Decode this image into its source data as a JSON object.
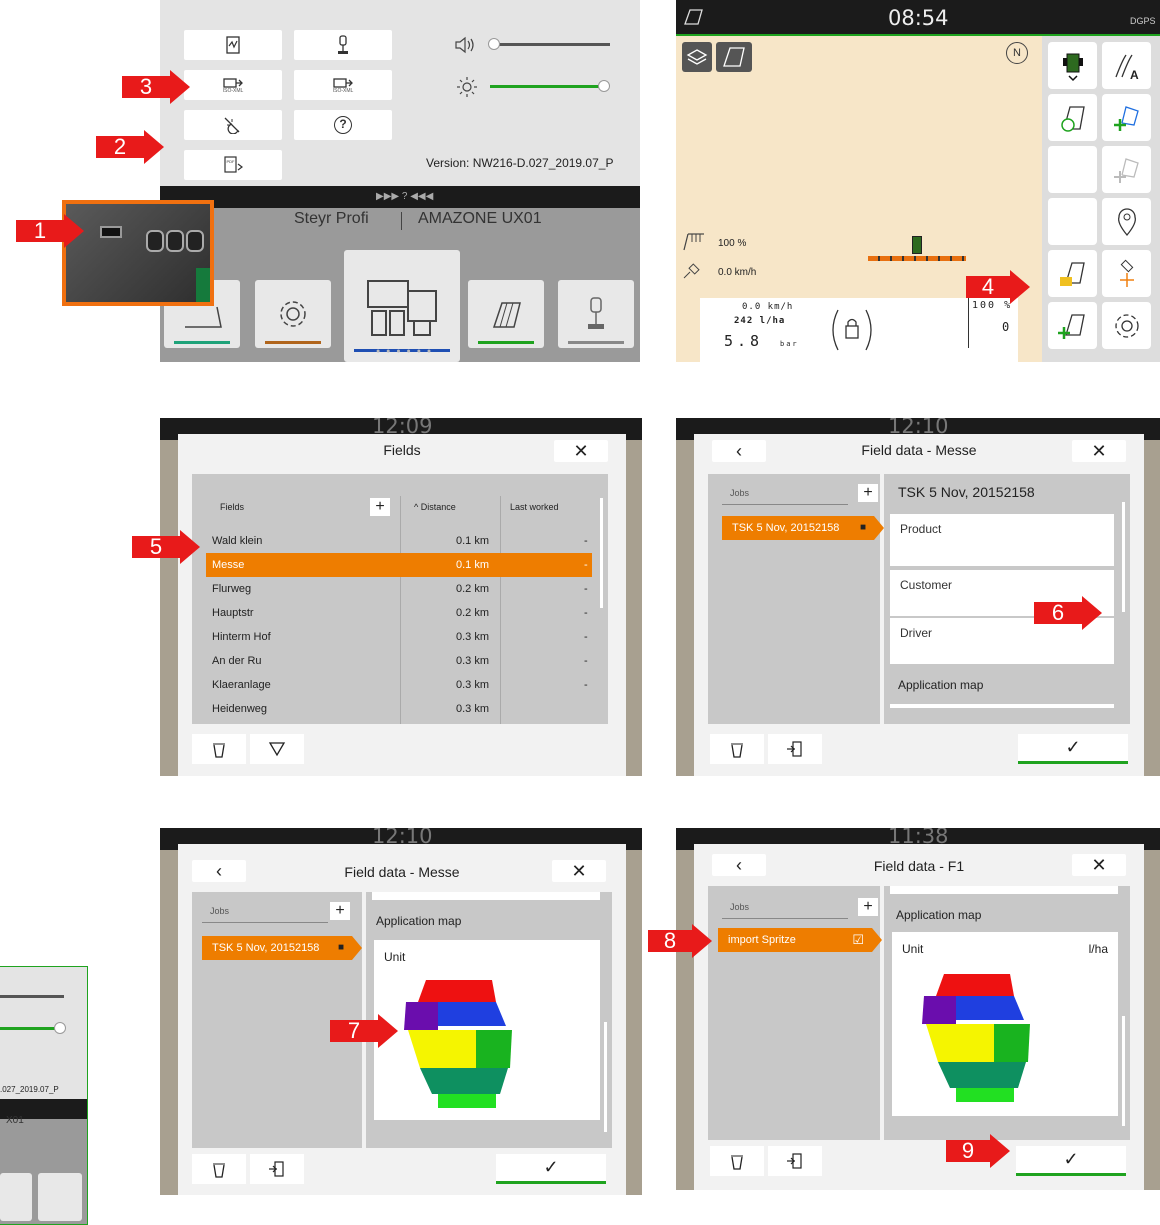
{
  "steps": [
    "1",
    "2",
    "3",
    "4",
    "5",
    "6",
    "7",
    "8",
    "9"
  ],
  "panel1": {
    "version": "Version: NW216-D.027_2019.07_P",
    "iso_xml_label": "ISO-XML",
    "tractor": "Steyr Profi",
    "implement": "AMAZONE UX01",
    "help_glyph": "?",
    "statusbar_glyphs": "▶▶▶  ?  ◀◀◀"
  },
  "panel2": {
    "time": "08:54",
    "dgps": "DGPS",
    "rate": "100 %",
    "speed": "0.0 km/h",
    "gauge_speed": "0.0 km/h",
    "gauge_rate": "242 l/ha",
    "gauge_pressure": "5.8",
    "gauge_unit": "bar",
    "gauge_right_pct": "100 %",
    "gauge_right_val": "0",
    "compass": "N"
  },
  "panel3": {
    "time": "12:09",
    "title": "Fields",
    "col_fields": "Fields",
    "col_distance": "^ Distance",
    "col_last": "Last worked",
    "rows": [
      {
        "name": "Wald klein",
        "dist": "0.1 km",
        "last": "-"
      },
      {
        "name": "Messe",
        "dist": "0.1 km",
        "last": "-"
      },
      {
        "name": "Flurweg",
        "dist": "0.2 km",
        "last": "-"
      },
      {
        "name": "Hauptstr",
        "dist": "0.2 km",
        "last": "-"
      },
      {
        "name": "Hinterm Hof",
        "dist": "0.3 km",
        "last": "-"
      },
      {
        "name": "An der Ru",
        "dist": "0.3 km",
        "last": "-"
      },
      {
        "name": "Klaeranlage",
        "dist": "0.3 km",
        "last": "-"
      },
      {
        "name": "Heidenweg",
        "dist": "0.3 km",
        "last": ""
      }
    ]
  },
  "panel4": {
    "time": "12:10",
    "title": "Field data - Messe",
    "jobs_label": "Jobs",
    "job": "TSK 5 Nov, 20152158",
    "heading": "TSK 5 Nov, 20152158",
    "cards": [
      "Product",
      "Customer",
      "Driver"
    ],
    "app_map": "Application map"
  },
  "panel5": {
    "time": "12:10",
    "title": "Field data - Messe",
    "jobs_label": "Jobs",
    "job": "TSK 5 Nov, 20152158",
    "app_map": "Application map",
    "unit": "Unit"
  },
  "panel6": {
    "time": "11:38",
    "title": "Field data - F1",
    "jobs_label": "Jobs",
    "job": "import Spritze",
    "app_map": "Application map",
    "unit": "Unit",
    "unit_value": "l/ha"
  },
  "panel7": {
    "version_fragment": ".027_2019.07_P",
    "implement_fragment": "X01"
  },
  "glyphs": {
    "close": "✕",
    "back": "‹",
    "check": "✓",
    "plus": "+",
    "checkbox": "☑",
    "square": "■"
  },
  "colors": {
    "accent_orange": "#ee7d00",
    "step_red": "#e81a1a",
    "ok_green": "#1fa31f",
    "map_red": "#ee1111",
    "map_blue": "#1f3fe0",
    "map_purple": "#6a0dad",
    "map_yellow": "#f5f500",
    "map_green": "#19b31f",
    "map_dark_green": "#0e9060",
    "map_light_green": "#22e022"
  }
}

• • • •

AIM OF THE EXERCISE
An exact transcription of all the entries is required, without the pictures.

THE COMPLETED TASK
Decode this image into its source data as a JSON object.
{
  "steps": [
    "1",
    "2",
    "3",
    "4",
    "5",
    "6",
    "7",
    "8",
    "9"
  ],
  "panel1": {
    "version": "Version: NW216-D.027_2019.07_P",
    "iso_xml_label": "ISO-XML",
    "tractor": "Steyr Profi",
    "implement": "AMAZONE UX01",
    "help_glyph": "?",
    "statusbar_glyphs": "▶▶▶  ?  ◀◀◀"
  },
  "panel2": {
    "time": "08:54",
    "dgps": "DGPS",
    "rate": "100 %",
    "speed": "0.0 km/h",
    "gauge_speed": "0.0 km/h",
    "gauge_rate": "242 l/ha",
    "gauge_pressure": "5.8",
    "gauge_unit": "bar",
    "gauge_right_pct": "100 %",
    "gauge_right_val": "0",
    "compass": "N"
  },
  "panel3": {
    "time": "12:09",
    "title": "Fields",
    "col_fields": "Fields",
    "col_distance": "^ Distance",
    "col_last": "Last worked",
    "rows": [
      {
        "name": "Wald klein",
        "dist": "0.1 km",
        "last": "-"
      },
      {
        "name": "Messe",
        "dist": "0.1 km",
        "last": "-"
      },
      {
        "name": "Flurweg",
        "dist": "0.2 km",
        "last": "-"
      },
      {
        "name": "Hauptstr",
        "dist": "0.2 km",
        "last": "-"
      },
      {
        "name": "Hinterm Hof",
        "dist": "0.3 km",
        "last": "-"
      },
      {
        "name": "An der Ru",
        "dist": "0.3 km",
        "last": "-"
      },
      {
        "name": "Klaeranlage",
        "dist": "0.3 km",
        "last": "-"
      },
      {
        "name": "Heidenweg",
        "dist": "0.3 km",
        "last": ""
      }
    ]
  },
  "panel4": {
    "time": "12:10",
    "title": "Field data - Messe",
    "jobs_label": "Jobs",
    "job": "TSK 5 Nov, 20152158",
    "heading": "TSK 5 Nov, 20152158",
    "cards": [
      "Product",
      "Customer",
      "Driver"
    ],
    "app_map": "Application map"
  },
  "panel5": {
    "time": "12:10",
    "title": "Field data - Messe",
    "jobs_label": "Jobs",
    "job": "TSK 5 Nov, 20152158",
    "app_map": "Application map",
    "unit": "Unit"
  },
  "panel6": {
    "time": "11:38",
    "title": "Field data - F1",
    "jobs_label": "Jobs",
    "job": "import Spritze",
    "app_map": "Application map",
    "unit": "Unit",
    "unit_value": "l/ha"
  },
  "panel7": {
    "version_fragment": ".027_2019.07_P",
    "implement_fragment": "X01"
  },
  "glyphs": {
    "close": "✕",
    "back": "‹",
    "check": "✓",
    "plus": "+",
    "checkbox": "☑",
    "square": "■"
  },
  "colors": {
    "accent_orange": "#ee7d00",
    "step_red": "#e81a1a",
    "ok_green": "#1fa31f",
    "map_red": "#ee1111",
    "map_blue": "#1f3fe0",
    "map_purple": "#6a0dad",
    "map_yellow": "#f5f500",
    "map_green": "#19b31f",
    "map_dark_green": "#0e9060",
    "map_light_green": "#22e022"
  }
}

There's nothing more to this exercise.